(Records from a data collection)
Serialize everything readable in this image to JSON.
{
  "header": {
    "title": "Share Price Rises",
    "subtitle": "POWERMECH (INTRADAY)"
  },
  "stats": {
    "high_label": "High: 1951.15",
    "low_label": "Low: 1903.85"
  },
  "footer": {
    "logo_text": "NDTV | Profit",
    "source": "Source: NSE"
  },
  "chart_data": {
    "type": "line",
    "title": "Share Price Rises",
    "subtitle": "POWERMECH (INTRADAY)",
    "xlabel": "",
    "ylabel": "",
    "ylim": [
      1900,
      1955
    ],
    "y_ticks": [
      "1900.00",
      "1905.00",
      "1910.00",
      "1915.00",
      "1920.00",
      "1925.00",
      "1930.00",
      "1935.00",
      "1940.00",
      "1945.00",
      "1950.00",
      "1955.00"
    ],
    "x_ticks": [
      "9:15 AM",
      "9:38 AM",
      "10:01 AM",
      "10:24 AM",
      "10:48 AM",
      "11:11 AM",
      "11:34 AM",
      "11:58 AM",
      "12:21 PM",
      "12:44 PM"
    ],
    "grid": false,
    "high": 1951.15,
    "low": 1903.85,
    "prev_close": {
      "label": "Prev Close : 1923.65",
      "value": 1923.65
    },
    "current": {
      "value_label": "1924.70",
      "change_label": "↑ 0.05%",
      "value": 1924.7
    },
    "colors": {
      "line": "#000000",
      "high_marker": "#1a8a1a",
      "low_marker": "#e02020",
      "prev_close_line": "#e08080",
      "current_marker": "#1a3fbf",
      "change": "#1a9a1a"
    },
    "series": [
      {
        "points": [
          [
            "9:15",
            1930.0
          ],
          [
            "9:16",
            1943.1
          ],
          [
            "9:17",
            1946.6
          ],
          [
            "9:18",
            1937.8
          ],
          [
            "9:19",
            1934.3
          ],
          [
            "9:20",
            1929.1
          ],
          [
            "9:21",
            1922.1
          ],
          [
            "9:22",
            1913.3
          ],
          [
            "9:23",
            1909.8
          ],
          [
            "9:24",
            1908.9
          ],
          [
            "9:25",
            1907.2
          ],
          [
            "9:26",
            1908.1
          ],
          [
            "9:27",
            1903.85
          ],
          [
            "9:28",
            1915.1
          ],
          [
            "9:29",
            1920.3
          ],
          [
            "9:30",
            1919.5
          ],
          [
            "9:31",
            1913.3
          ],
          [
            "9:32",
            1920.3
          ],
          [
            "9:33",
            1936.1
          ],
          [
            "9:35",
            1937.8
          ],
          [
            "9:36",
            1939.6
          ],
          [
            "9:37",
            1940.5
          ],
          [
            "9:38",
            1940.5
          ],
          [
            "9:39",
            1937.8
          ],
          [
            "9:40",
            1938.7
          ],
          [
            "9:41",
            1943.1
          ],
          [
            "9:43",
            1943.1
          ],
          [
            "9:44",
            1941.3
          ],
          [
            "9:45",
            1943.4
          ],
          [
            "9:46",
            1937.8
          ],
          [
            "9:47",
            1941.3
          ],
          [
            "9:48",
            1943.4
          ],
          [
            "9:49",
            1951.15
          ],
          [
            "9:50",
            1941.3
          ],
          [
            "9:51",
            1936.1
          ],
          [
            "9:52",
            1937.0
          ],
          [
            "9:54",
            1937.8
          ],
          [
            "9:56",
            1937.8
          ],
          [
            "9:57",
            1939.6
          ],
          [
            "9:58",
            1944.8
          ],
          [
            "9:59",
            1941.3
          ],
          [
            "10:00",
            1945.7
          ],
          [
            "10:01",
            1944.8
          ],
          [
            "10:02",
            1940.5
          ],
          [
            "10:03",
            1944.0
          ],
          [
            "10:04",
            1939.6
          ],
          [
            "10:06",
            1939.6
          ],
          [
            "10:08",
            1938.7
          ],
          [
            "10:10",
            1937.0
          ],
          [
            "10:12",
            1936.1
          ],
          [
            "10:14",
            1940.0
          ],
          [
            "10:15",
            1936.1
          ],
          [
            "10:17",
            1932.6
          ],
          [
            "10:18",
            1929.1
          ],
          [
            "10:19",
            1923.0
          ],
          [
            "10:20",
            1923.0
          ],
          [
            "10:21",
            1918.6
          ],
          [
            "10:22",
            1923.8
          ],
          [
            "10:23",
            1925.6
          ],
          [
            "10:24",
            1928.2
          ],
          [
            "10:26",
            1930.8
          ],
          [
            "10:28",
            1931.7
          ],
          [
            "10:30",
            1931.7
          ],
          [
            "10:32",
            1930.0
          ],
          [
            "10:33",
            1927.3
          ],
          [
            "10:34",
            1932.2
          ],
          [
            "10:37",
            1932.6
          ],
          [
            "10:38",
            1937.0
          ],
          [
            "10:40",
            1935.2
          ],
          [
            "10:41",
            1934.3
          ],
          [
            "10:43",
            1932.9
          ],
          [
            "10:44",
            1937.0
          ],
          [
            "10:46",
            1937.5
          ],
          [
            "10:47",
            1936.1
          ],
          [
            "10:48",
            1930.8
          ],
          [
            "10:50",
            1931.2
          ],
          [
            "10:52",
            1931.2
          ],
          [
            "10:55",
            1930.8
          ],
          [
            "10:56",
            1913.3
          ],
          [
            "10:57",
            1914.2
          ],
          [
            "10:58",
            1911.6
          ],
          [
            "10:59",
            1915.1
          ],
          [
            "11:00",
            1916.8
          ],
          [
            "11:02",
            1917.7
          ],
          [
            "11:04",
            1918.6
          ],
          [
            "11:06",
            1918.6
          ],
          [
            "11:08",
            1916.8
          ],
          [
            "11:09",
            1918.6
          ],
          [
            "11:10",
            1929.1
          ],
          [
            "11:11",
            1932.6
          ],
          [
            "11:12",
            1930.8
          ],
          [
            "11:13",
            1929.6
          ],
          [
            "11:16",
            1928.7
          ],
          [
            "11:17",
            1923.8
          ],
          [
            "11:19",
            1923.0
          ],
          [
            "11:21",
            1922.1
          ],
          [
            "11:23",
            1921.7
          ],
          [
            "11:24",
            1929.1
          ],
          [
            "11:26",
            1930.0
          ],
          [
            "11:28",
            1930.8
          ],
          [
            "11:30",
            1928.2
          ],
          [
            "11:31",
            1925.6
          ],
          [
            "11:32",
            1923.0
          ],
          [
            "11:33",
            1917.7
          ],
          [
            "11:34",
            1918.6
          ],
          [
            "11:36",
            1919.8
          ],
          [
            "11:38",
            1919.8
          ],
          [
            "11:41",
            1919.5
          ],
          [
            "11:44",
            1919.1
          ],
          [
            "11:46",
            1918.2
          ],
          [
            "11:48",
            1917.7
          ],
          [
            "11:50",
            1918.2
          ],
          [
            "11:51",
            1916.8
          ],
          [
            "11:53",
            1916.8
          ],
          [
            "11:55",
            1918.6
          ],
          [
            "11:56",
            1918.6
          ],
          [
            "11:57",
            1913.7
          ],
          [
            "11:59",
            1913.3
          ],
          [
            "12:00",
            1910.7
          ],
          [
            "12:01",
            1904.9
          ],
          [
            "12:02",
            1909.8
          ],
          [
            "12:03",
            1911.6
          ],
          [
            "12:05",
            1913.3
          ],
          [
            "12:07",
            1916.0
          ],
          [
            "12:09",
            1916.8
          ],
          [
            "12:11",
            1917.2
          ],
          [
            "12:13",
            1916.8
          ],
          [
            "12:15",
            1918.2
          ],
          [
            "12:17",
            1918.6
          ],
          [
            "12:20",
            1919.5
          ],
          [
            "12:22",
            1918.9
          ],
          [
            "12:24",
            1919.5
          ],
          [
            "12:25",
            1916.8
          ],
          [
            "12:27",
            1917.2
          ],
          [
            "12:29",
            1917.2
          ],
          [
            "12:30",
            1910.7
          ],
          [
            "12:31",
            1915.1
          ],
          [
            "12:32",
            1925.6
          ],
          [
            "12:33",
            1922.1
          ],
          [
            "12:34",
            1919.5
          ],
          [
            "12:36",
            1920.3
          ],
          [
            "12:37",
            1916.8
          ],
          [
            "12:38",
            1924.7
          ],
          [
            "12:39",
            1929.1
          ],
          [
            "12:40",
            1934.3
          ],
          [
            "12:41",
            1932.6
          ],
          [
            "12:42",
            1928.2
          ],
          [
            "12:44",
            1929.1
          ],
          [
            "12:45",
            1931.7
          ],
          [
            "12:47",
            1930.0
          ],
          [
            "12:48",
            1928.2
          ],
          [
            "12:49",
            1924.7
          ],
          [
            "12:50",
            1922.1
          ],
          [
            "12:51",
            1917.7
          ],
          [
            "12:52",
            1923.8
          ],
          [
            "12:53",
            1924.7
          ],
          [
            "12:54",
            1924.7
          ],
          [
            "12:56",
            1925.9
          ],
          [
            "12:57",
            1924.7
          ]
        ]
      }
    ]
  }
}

Task: Give only the number of lines in the listing above that include the string "INTRADAY".

Result of this task: 2